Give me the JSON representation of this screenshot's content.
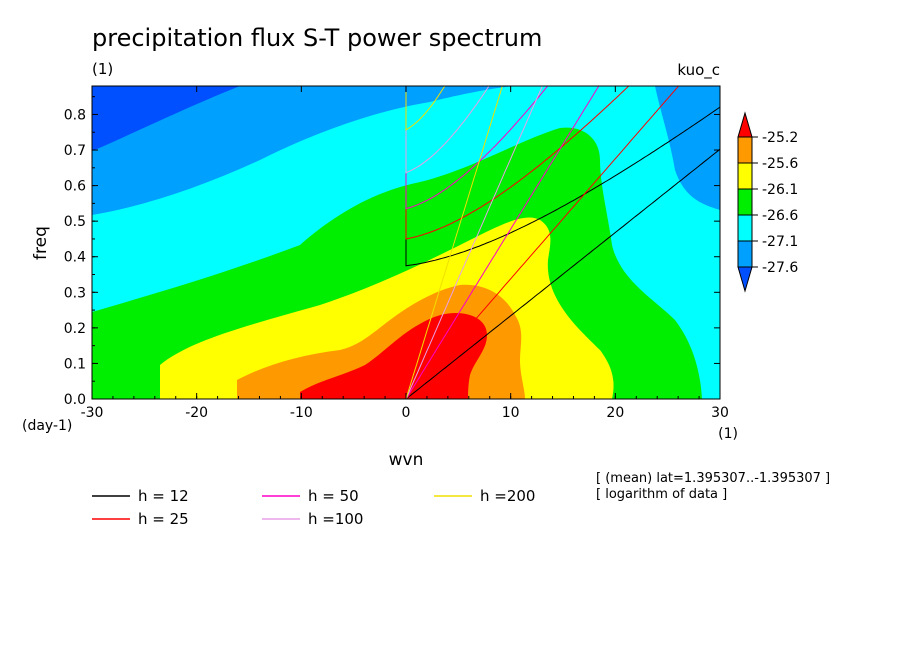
{
  "chart_data": {
    "type": "heatmap",
    "title": "precipitation flux S-T power spectrum",
    "subtitle_left": "(1)",
    "subtitle_right": "kuo_c",
    "xlabel": "wvn",
    "ylabel": "freq",
    "x_unit_label": "(1)",
    "y_unit_label": "(day-1)",
    "xlim": [
      -30,
      30
    ],
    "ylim": [
      0,
      0.88
    ],
    "x_ticks": [
      -30,
      -20,
      -10,
      0,
      10,
      20,
      30
    ],
    "x_tick_labels": [
      "-30",
      "-20",
      "-10",
      "0",
      "10",
      "20",
      "30"
    ],
    "y_ticks": [
      0,
      0.1,
      0.2,
      0.3,
      0.4,
      0.5,
      0.6,
      0.7,
      0.8
    ],
    "y_tick_labels": [
      "0.0",
      "0.1",
      "0.2",
      "0.3",
      "0.4",
      "0.5",
      "0.6",
      "0.7",
      "0.8"
    ],
    "colorbar": {
      "levels": [
        "-25.2",
        "-25.6",
        "-26.1",
        "-26.6",
        "-27.1",
        "-27.6"
      ],
      "colors": [
        "#ff0000",
        "#ff9900",
        "#ffff00",
        "#00ee00",
        "#00ffff",
        "#00a0ff",
        "#0050ff"
      ]
    },
    "fill_colors": {
      "lvl1": "#0050ff",
      "lvl2": "#00a0ff",
      "lvl3": "#00ffff",
      "lvl4": "#00ee00",
      "lvl5": "#ffff00",
      "lvl6": "#ff9900",
      "lvl7": "#ff0000"
    },
    "dispersion_curves": [
      {
        "name": "h = 12",
        "h": 12,
        "color": "#000000"
      },
      {
        "name": "h = 25",
        "h": 25,
        "color": "#ff0000"
      },
      {
        "name": "h = 50",
        "h": 50,
        "color": "#ff00c8"
      },
      {
        "name": "h =100",
        "h": 100,
        "color": "#e8a0e8"
      },
      {
        "name": "h =200",
        "h": 200,
        "color": "#f0e000"
      }
    ],
    "annotations": [
      "[ (mean) lat=1.395307..-1.395307 ]",
      "[ logarithm of data ]"
    ]
  }
}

━━━

EXERCISE BRIEF:
Set the data above down again exactly as given, with no pictures.

REPLY TO THE EXERCISE:
Give me the JSON representation of this screenshot's content.
{
  "chart_data": {
    "type": "heatmap",
    "title": "precipitation flux S-T power spectrum",
    "subtitle_left": "(1)",
    "subtitle_right": "kuo_c",
    "xlabel": "wvn",
    "ylabel": "freq",
    "x_unit_label": "(1)",
    "y_unit_label": "(day-1)",
    "xlim": [
      -30,
      30
    ],
    "ylim": [
      0,
      0.88
    ],
    "x_ticks": [
      -30,
      -20,
      -10,
      0,
      10,
      20,
      30
    ],
    "x_tick_labels": [
      "-30",
      "-20",
      "-10",
      "0",
      "10",
      "20",
      "30"
    ],
    "y_ticks": [
      0,
      0.1,
      0.2,
      0.3,
      0.4,
      0.5,
      0.6,
      0.7,
      0.8
    ],
    "y_tick_labels": [
      "0.0",
      "0.1",
      "0.2",
      "0.3",
      "0.4",
      "0.5",
      "0.6",
      "0.7",
      "0.8"
    ],
    "colorbar": {
      "levels": [
        "-25.2",
        "-25.6",
        "-26.1",
        "-26.6",
        "-27.1",
        "-27.6"
      ],
      "colors": [
        "#ff0000",
        "#ff9900",
        "#ffff00",
        "#00ee00",
        "#00ffff",
        "#00a0ff",
        "#0050ff"
      ]
    },
    "fill_colors": {
      "lvl1": "#0050ff",
      "lvl2": "#00a0ff",
      "lvl3": "#00ffff",
      "lvl4": "#00ee00",
      "lvl5": "#ffff00",
      "lvl6": "#ff9900",
      "lvl7": "#ff0000"
    },
    "dispersion_curves": [
      {
        "name": "h = 12",
        "h": 12,
        "color": "#000000"
      },
      {
        "name": "h = 25",
        "h": 25,
        "color": "#ff0000"
      },
      {
        "name": "h = 50",
        "h": 50,
        "color": "#ff00c8"
      },
      {
        "name": "h =100",
        "h": 100,
        "color": "#e8a0e8"
      },
      {
        "name": "h =200",
        "h": 200,
        "color": "#f0e000"
      }
    ],
    "annotations": [
      "[ (mean) lat=1.395307..-1.395307 ]",
      "[ logarithm of data ]"
    ]
  }
}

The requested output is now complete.